> [DATA FOR THIS TASK]
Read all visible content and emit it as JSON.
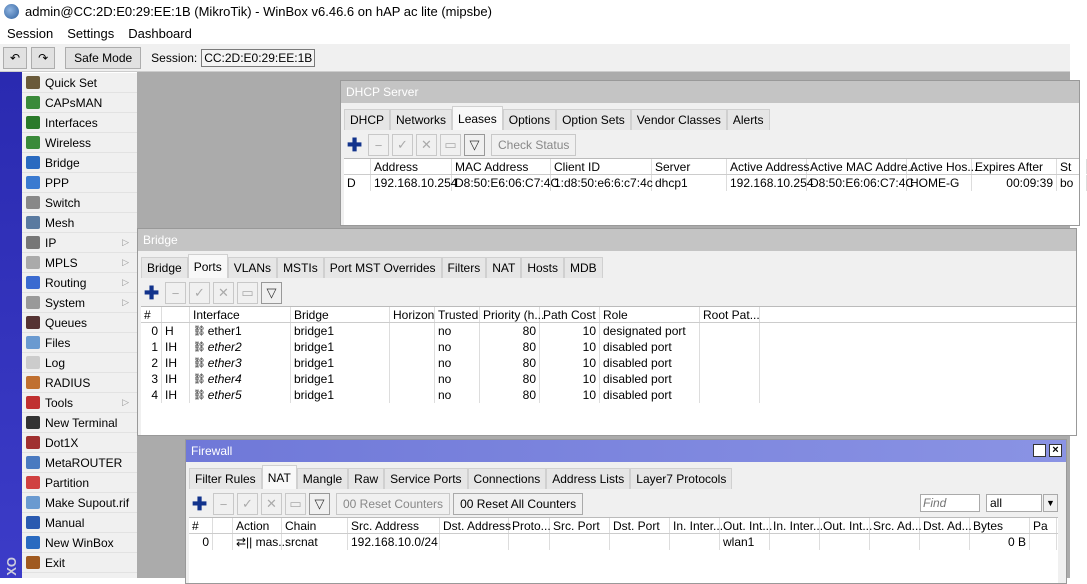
{
  "window": {
    "title": "admin@CC:2D:E0:29:EE:1B (MikroTik) - WinBox v6.46.6 on hAP ac lite (mipsbe)"
  },
  "menu": [
    "Session",
    "Settings",
    "Dashboard"
  ],
  "toolbar": {
    "undo": "↶",
    "redo": "↷",
    "safe_mode": "Safe Mode",
    "session_label": "Session:",
    "session_value": "CC:2D:E0:29:EE:1B"
  },
  "strip_text": "XO",
  "sidebar": [
    {
      "label": "Quick Set",
      "color": "#6a5a3a"
    },
    {
      "label": "CAPsMAN",
      "color": "#3a8a3a"
    },
    {
      "label": "Interfaces",
      "color": "#2a7a2a"
    },
    {
      "label": "Wireless",
      "color": "#3a8a3a"
    },
    {
      "label": "Bridge",
      "color": "#2a6ac0"
    },
    {
      "label": "PPP",
      "color": "#3a7ad0"
    },
    {
      "label": "Switch",
      "color": "#888888"
    },
    {
      "label": "Mesh",
      "color": "#5a7aa0"
    },
    {
      "label": "IP",
      "color": "#777777",
      "sub": true
    },
    {
      "label": "MPLS",
      "color": "#aaaaaa",
      "sub": true
    },
    {
      "label": "Routing",
      "color": "#3a6ad0",
      "sub": true
    },
    {
      "label": "System",
      "color": "#999999",
      "sub": true
    },
    {
      "label": "Queues",
      "color": "#553333"
    },
    {
      "label": "Files",
      "color": "#6a9ad0"
    },
    {
      "label": "Log",
      "color": "#cccccc"
    },
    {
      "label": "RADIUS",
      "color": "#c07030"
    },
    {
      "label": "Tools",
      "color": "#c03030",
      "sub": true
    },
    {
      "label": "New Terminal",
      "color": "#333333"
    },
    {
      "label": "Dot1X",
      "color": "#a03030"
    },
    {
      "label": "MetaROUTER",
      "color": "#4a7ac0"
    },
    {
      "label": "Partition",
      "color": "#d04040"
    },
    {
      "label": "Make Supout.rif",
      "color": "#6a9ad0"
    },
    {
      "label": "Manual",
      "color": "#2a5ab0"
    },
    {
      "label": "New WinBox",
      "color": "#2a6ac0"
    },
    {
      "label": "Exit",
      "color": "#a05a20"
    }
  ],
  "dhcp": {
    "title": "DHCP Server",
    "tabs": [
      "DHCP",
      "Networks",
      "Leases",
      "Options",
      "Option Sets",
      "Vendor Classes",
      "Alerts"
    ],
    "selected_tab": 2,
    "check_status": "Check Status",
    "columns": [
      "",
      "Address",
      "MAC Address",
      "Client ID",
      "Server",
      "Active Address",
      "Active MAC Addre...",
      "Active Hos...",
      "Expires After",
      "St"
    ],
    "rows": [
      [
        "D",
        "192.168.10.254",
        "D8:50:E6:06:C7:4C",
        "1:d8:50:e6:6:c7:4c",
        "dhcp1",
        "192.168.10.254",
        "D8:50:E6:06:C7:4C",
        "HOME-G",
        "00:09:39",
        "bo"
      ]
    ]
  },
  "bridge": {
    "title": "Bridge",
    "tabs": [
      "Bridge",
      "Ports",
      "VLANs",
      "MSTIs",
      "Port MST Overrides",
      "Filters",
      "NAT",
      "Hosts",
      "MDB"
    ],
    "selected_tab": 1,
    "columns": [
      "#",
      "",
      "Interface",
      "Bridge",
      "Horizon",
      "Trusted",
      "Priority (h...",
      "Path Cost",
      "Role",
      "Root Pat..."
    ],
    "rows": [
      [
        "0",
        "H",
        "ether1",
        "bridge1",
        "",
        "no",
        "80",
        "10",
        "designated port",
        ""
      ],
      [
        "1",
        "IH",
        "ether2",
        "bridge1",
        "",
        "no",
        "80",
        "10",
        "disabled port",
        ""
      ],
      [
        "2",
        "IH",
        "ether3",
        "bridge1",
        "",
        "no",
        "80",
        "10",
        "disabled port",
        ""
      ],
      [
        "3",
        "IH",
        "ether4",
        "bridge1",
        "",
        "no",
        "80",
        "10",
        "disabled port",
        ""
      ],
      [
        "4",
        "IH",
        "ether5",
        "bridge1",
        "",
        "no",
        "80",
        "10",
        "disabled port",
        ""
      ]
    ]
  },
  "firewall": {
    "title": "Firewall",
    "tabs": [
      "Filter Rules",
      "NAT",
      "Mangle",
      "Raw",
      "Service Ports",
      "Connections",
      "Address Lists",
      "Layer7 Protocols"
    ],
    "selected_tab": 1,
    "reset_counters": "00 Reset Counters",
    "reset_all": "00 Reset All Counters",
    "find_placeholder": "Find",
    "filter_value": "all",
    "columns": [
      "#",
      "",
      "Action",
      "Chain",
      "Src. Address",
      "Dst. Address",
      "Proto...",
      "Src. Port",
      "Dst. Port",
      "In. Inter...",
      "Out. Int...",
      "In. Inter...",
      "Out. Int...",
      "Src. Ad...",
      "Dst. Ad...",
      "Bytes",
      "Pa"
    ],
    "rows": [
      [
        "0",
        "",
        "⇄|| mas...",
        "srcnat",
        "192.168.10.0/24",
        "",
        "",
        "",
        "",
        "",
        "wlan1",
        "",
        "",
        "",
        "",
        "0 B",
        ""
      ]
    ]
  }
}
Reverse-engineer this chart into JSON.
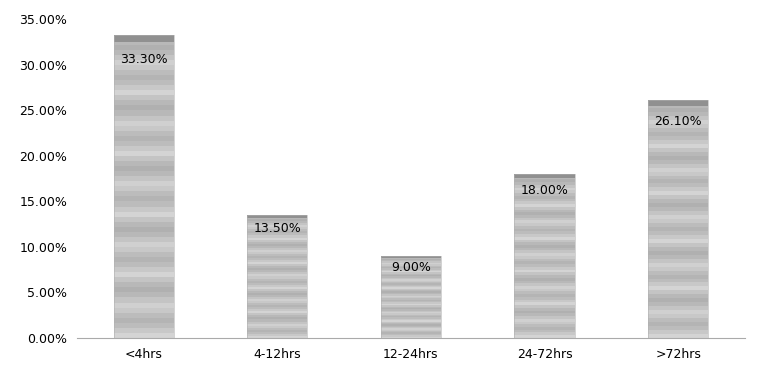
{
  "categories": [
    "<4hrs",
    "4-12hrs",
    "12-24hrs",
    "24-72hrs",
    ">72hrs"
  ],
  "values": [
    33.3,
    13.5,
    9.0,
    18.0,
    26.1
  ],
  "labels": [
    "33.30%",
    "13.50%",
    "9.00%",
    "18.00%",
    "26.10%"
  ],
  "ylim": [
    0,
    35
  ],
  "yticks": [
    0.0,
    5.0,
    10.0,
    15.0,
    20.0,
    25.0,
    30.0,
    35.0
  ],
  "ytick_labels": [
    "0.00%",
    "5.00%",
    "10.00%",
    "15.00%",
    "20.00%",
    "25.00%",
    "30.00%",
    "35.00%"
  ],
  "stripe_colors": [
    "#c8c8c8",
    "#b0b0b0",
    "#a8a8a8",
    "#c0c0c0",
    "#d0d0d0",
    "#b8b8b8",
    "#a0a0a0",
    "#c4c4c4"
  ],
  "bar_top_color": "#909090",
  "background_color": "#ffffff",
  "label_fontsize": 9,
  "tick_fontsize": 9,
  "bar_width": 0.45,
  "n_stripes": 60
}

> [TASK PROMPT] Only lines that contain the word "JSON" are wanted; copy each of them.

> [THE SOLUTION]
Read all visible content and emit it as JSON.
Reverse-engineer this chart into JSON.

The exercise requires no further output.